[A run of records]
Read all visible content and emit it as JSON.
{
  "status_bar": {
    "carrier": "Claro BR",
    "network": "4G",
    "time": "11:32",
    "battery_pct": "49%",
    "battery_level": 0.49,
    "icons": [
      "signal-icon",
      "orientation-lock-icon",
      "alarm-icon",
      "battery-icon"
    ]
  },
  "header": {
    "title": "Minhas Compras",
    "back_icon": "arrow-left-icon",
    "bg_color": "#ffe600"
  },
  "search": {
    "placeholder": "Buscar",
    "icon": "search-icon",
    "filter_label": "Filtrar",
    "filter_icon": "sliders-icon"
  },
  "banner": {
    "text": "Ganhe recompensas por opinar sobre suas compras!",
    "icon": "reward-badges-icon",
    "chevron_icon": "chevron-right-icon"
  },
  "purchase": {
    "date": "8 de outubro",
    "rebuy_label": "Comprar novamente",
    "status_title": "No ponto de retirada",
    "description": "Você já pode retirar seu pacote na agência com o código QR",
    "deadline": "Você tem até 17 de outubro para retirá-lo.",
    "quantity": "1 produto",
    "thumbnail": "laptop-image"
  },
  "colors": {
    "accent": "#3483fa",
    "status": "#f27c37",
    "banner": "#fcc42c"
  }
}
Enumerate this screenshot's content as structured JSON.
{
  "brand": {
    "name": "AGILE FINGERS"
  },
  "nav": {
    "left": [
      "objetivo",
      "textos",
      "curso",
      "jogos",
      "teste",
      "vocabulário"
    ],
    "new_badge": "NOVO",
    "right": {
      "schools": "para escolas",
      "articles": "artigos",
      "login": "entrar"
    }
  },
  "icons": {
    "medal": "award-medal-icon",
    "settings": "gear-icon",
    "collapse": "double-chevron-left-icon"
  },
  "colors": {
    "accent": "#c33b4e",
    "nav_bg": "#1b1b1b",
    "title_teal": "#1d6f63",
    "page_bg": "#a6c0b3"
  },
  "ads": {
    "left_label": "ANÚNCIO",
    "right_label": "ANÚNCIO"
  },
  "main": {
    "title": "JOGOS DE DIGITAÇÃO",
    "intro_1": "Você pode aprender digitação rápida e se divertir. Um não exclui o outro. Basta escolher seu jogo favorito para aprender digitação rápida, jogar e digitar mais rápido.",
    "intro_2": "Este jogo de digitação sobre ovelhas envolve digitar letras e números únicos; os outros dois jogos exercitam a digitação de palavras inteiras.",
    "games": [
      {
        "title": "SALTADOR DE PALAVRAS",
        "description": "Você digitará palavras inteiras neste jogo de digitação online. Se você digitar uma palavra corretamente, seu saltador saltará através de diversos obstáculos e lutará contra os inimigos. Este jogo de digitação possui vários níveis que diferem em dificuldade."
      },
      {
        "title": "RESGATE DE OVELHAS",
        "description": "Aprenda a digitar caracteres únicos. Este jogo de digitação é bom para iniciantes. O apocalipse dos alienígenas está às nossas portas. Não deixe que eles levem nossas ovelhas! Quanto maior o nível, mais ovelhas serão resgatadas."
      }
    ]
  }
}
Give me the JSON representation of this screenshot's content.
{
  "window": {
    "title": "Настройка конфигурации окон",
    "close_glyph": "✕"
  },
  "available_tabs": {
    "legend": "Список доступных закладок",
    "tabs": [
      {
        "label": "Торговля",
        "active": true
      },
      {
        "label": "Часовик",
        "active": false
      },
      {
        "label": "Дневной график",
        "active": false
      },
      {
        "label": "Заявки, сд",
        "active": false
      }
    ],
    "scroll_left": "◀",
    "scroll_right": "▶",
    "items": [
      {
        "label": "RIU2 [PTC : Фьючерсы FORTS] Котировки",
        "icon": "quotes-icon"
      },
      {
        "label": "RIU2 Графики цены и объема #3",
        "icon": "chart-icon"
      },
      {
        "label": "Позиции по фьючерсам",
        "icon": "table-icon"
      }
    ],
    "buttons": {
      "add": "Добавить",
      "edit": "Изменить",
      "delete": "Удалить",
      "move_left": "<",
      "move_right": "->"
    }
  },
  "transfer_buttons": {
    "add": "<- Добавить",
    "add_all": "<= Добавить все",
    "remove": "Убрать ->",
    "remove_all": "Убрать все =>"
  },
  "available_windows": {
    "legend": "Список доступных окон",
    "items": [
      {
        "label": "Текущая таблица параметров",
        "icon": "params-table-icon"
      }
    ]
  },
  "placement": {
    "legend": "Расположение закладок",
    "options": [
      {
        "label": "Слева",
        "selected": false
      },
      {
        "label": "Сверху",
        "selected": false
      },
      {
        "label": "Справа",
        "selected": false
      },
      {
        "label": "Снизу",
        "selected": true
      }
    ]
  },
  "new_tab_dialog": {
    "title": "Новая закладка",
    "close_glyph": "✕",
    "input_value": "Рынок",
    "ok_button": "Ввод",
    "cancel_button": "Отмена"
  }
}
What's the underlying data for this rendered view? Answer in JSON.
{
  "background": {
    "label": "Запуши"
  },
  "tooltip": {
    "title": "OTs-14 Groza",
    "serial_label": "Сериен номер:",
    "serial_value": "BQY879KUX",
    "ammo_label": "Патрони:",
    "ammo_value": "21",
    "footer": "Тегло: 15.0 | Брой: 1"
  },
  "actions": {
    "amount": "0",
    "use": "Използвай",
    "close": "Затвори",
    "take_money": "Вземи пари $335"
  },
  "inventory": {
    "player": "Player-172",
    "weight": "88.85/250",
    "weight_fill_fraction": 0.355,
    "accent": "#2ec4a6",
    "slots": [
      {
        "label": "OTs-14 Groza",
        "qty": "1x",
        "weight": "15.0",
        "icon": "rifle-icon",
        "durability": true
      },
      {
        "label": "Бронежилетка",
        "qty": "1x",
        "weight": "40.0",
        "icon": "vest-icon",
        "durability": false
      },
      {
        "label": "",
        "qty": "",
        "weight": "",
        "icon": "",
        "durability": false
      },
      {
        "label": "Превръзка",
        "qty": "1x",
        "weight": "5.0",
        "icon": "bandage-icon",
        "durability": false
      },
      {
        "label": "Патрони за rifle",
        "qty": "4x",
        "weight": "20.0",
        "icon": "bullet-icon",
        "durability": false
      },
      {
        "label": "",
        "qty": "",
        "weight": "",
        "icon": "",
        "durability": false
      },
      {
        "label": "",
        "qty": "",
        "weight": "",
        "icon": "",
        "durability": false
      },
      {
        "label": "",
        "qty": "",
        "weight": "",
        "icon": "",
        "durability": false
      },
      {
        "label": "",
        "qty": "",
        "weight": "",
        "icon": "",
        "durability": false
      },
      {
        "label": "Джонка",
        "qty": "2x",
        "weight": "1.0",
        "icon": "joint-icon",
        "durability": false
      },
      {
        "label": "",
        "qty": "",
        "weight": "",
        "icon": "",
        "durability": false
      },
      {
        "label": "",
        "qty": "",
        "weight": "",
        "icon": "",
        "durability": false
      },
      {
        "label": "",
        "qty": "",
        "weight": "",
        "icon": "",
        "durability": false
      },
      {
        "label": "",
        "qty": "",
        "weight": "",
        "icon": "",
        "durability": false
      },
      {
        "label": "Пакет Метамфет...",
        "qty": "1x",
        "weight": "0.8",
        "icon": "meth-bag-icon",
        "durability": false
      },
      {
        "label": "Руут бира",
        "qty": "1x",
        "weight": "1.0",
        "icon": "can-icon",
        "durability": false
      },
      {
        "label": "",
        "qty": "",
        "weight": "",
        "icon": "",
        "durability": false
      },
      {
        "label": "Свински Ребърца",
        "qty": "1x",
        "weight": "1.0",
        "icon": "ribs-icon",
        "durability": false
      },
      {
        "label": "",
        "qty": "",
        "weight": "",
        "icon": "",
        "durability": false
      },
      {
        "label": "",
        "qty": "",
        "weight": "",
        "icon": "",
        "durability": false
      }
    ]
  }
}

JOB ->
The records above should all be quoted exactly, please.

EXERCISE RESPONSE ->
Read all visible content and emit it as JSON.
{
  "status_bar": {
    "carrier": "Claro BR",
    "network": "4G",
    "time": "11:32",
    "battery_pct": "49%",
    "battery_level": 0.49,
    "icons": [
      "signal-icon",
      "orientation-lock-icon",
      "alarm-icon",
      "battery-icon"
    ]
  },
  "header": {
    "title": "Minhas Compras",
    "back_icon": "arrow-left-icon",
    "bg_color": "#ffe600"
  },
  "search": {
    "placeholder": "Buscar",
    "icon": "search-icon",
    "filter_label": "Filtrar",
    "filter_icon": "sliders-icon"
  },
  "banner": {
    "text": "Ganhe recompensas por opinar sobre suas compras!",
    "icon": "reward-badges-icon",
    "chevron_icon": "chevron-right-icon"
  },
  "purchase": {
    "date": "8 de outubro",
    "rebuy_label": "Comprar novamente",
    "status_title": "No ponto de retirada",
    "description": "Você já pode retirar seu pacote na agência com o código QR",
    "deadline": "Você tem até 17 de outubro para retirá-lo.",
    "quantity": "1 produto",
    "thumbnail": "laptop-image"
  },
  "colors": {
    "accent": "#3483fa",
    "status": "#f27c37",
    "banner": "#fcc42c"
  }
}
Enumerate this screenshot's content as structured JSON.
{
  "brand": {
    "name": "AGILE FINGERS"
  },
  "nav": {
    "left": [
      "objetivo",
      "textos",
      "curso",
      "jogos",
      "teste",
      "vocabulário"
    ],
    "new_badge": "NOVO",
    "right": {
      "schools": "para escolas",
      "articles": "artigos",
      "login": "entrar"
    }
  },
  "icons": {
    "medal": "award-medal-icon",
    "settings": "gear-icon",
    "collapse": "double-chevron-left-icon"
  },
  "colors": {
    "accent": "#c33b4e",
    "nav_bg": "#1b1b1b",
    "title_teal": "#1d6f63",
    "page_bg": "#a6c0b3"
  },
  "ads": {
    "left_label": "ANÚNCIO",
    "right_label": "ANÚNCIO"
  },
  "main": {
    "title": "JOGOS DE DIGITAÇÃO",
    "intro_1": "Você pode aprender digitação rápida e se divertir. Um não exclui o outro. Basta escolher seu jogo favorito para aprender digitação rápida, jogar e digitar mais rápido.",
    "intro_2": "Este jogo de digitação sobre ovelhas envolve digitar letras e números únicos; os outros dois jogos exercitam a digitação de palavras inteiras.",
    "games": [
      {
        "title": "SALTADOR DE PALAVRAS",
        "description": "Você digitará palavras inteiras neste jogo de digitação online. Se você digitar uma palavra corretamente, seu saltador saltará através de diversos obstáculos e lutará contra os inimigos. Este jogo de digitação possui vários níveis que diferem em dificuldade."
      },
      {
        "title": "RESGATE DE OVELHAS",
        "description": "Aprenda a digitar caracteres únicos. Este jogo de digitação é bom para iniciantes. O apocalipse dos alienígenas está às nossas portas. Não deixe que eles levem nossas ovelhas! Quanto maior o nível, mais ovelhas serão resgatadas."
      }
    ]
  }
}
Give me the JSON representation of this screenshot's content.
{
  "window": {
    "title": "Настройка конфигурации окон",
    "close_glyph": "✕"
  },
  "available_tabs": {
    "legend": "Список доступных закладок",
    "tabs": [
      {
        "label": "Торговля",
        "active": true
      },
      {
        "label": "Часовик",
        "active": false
      },
      {
        "label": "Дневной график",
        "active": false
      },
      {
        "label": "Заявки, сд",
        "active": false
      }
    ],
    "scroll_left": "◀",
    "scroll_right": "▶",
    "items": [
      {
        "label": "RIU2 [PTC : Фьючерсы FORTS] Котировки",
        "icon": "quotes-icon"
      },
      {
        "label": "RIU2 Графики цены и объема #3",
        "icon": "chart-icon"
      },
      {
        "label": "Позиции по фьючерсам",
        "icon": "table-icon"
      }
    ],
    "buttons": {
      "add": "Добавить",
      "edit": "Изменить",
      "delete": "Удалить",
      "move_left": "<",
      "move_right": "->"
    }
  },
  "transfer_buttons": {
    "add": "<- Добавить",
    "add_all": "<= Добавить все",
    "remove": "Убрать ->",
    "remove_all": "Убрать все =>"
  },
  "available_windows": {
    "legend": "Список доступных окон",
    "items": [
      {
        "label": "Текущая таблица параметров",
        "icon": "params-table-icon"
      }
    ]
  },
  "placement": {
    "legend": "Расположение закладок",
    "options": [
      {
        "label": "Слева",
        "selected": false
      },
      {
        "label": "Сверху",
        "selected": false
      },
      {
        "label": "Справа",
        "selected": false
      },
      {
        "label": "Снизу",
        "selected": true
      }
    ]
  },
  "new_tab_dialog": {
    "title": "Новая закладка",
    "close_glyph": "✕",
    "input_value": "Рынок",
    "ok_button": "Ввод",
    "cancel_button": "Отмена"
  }
}
What's the underlying data for this rendered view? Answer in JSON.
{
  "background": {
    "label": "Запуши"
  },
  "tooltip": {
    "title": "OTs-14 Groza",
    "serial_label": "Сериен номер:",
    "serial_value": "BQY879KUX",
    "ammo_label": "Патрони:",
    "ammo_value": "21",
    "footer": "Тегло: 15.0 | Брой: 1"
  },
  "actions": {
    "amount": "0",
    "use": "Използвай",
    "close": "Затвори",
    "take_money": "Вземи пари $335"
  },
  "inventory": {
    "player": "Player-172",
    "weight": "88.85/250",
    "weight_fill_fraction": 0.355,
    "accent": "#2ec4a6",
    "slots": [
      {
        "label": "OTs-14 Groza",
        "qty": "1x",
        "weight": "15.0",
        "icon": "rifle-icon",
        "durability": true
      },
      {
        "label": "Бронежилетка",
        "qty": "1x",
        "weight": "40.0",
        "icon": "vest-icon",
        "durability": false
      },
      {
        "label": "",
        "qty": "",
        "weight": "",
        "icon": "",
        "durability": false
      },
      {
        "label": "Превръзка",
        "qty": "1x",
        "weight": "5.0",
        "icon": "bandage-icon",
        "durability": false
      },
      {
        "label": "Патрони за rifle",
        "qty": "4x",
        "weight": "20.0",
        "icon": "bullet-icon",
        "durability": false
      },
      {
        "label": "",
        "qty": "",
        "weight": "",
        "icon": "",
        "durability": false
      },
      {
        "label": "",
        "qty": "",
        "weight": "",
        "icon": "",
        "durability": false
      },
      {
        "label": "",
        "qty": "",
        "weight": "",
        "icon": "",
        "durability": false
      },
      {
        "label": "",
        "qty": "",
        "weight": "",
        "icon": "",
        "durability": false
      },
      {
        "label": "Джонка",
        "qty": "2x",
        "weight": "1.0",
        "icon": "joint-icon",
        "durability": false
      },
      {
        "label": "",
        "qty": "",
        "weight": "",
        "icon": "",
        "durability": false
      },
      {
        "label": "",
        "qty": "",
        "weight": "",
        "icon": "",
        "durability": false
      },
      {
        "label": "",
        "qty": "",
        "weight": "",
        "icon": "",
        "durability": false
      },
      {
        "label": "",
        "qty": "",
        "weight": "",
        "icon": "",
        "durability": false
      },
      {
        "label": "Пакет Метамфет...",
        "qty": "1x",
        "weight": "0.8",
        "icon": "meth-bag-icon",
        "durability": false
      },
      {
        "label": "Руут бира",
        "qty": "1x",
        "weight": "1.0",
        "icon": "can-icon",
        "durability": false
      },
      {
        "label": "",
        "qty": "",
        "weight": "",
        "icon": "",
        "durability": false
      },
      {
        "label": "Свински Ребърца",
        "qty": "1x",
        "weight": "1.0",
        "icon": "ribs-icon",
        "durability": false
      },
      {
        "label": "",
        "qty": "",
        "weight": "",
        "icon": "",
        "durability": false
      },
      {
        "label": "",
        "qty": "",
        "weight": "",
        "icon": "",
        "durability": false
      }
    ]
  }
}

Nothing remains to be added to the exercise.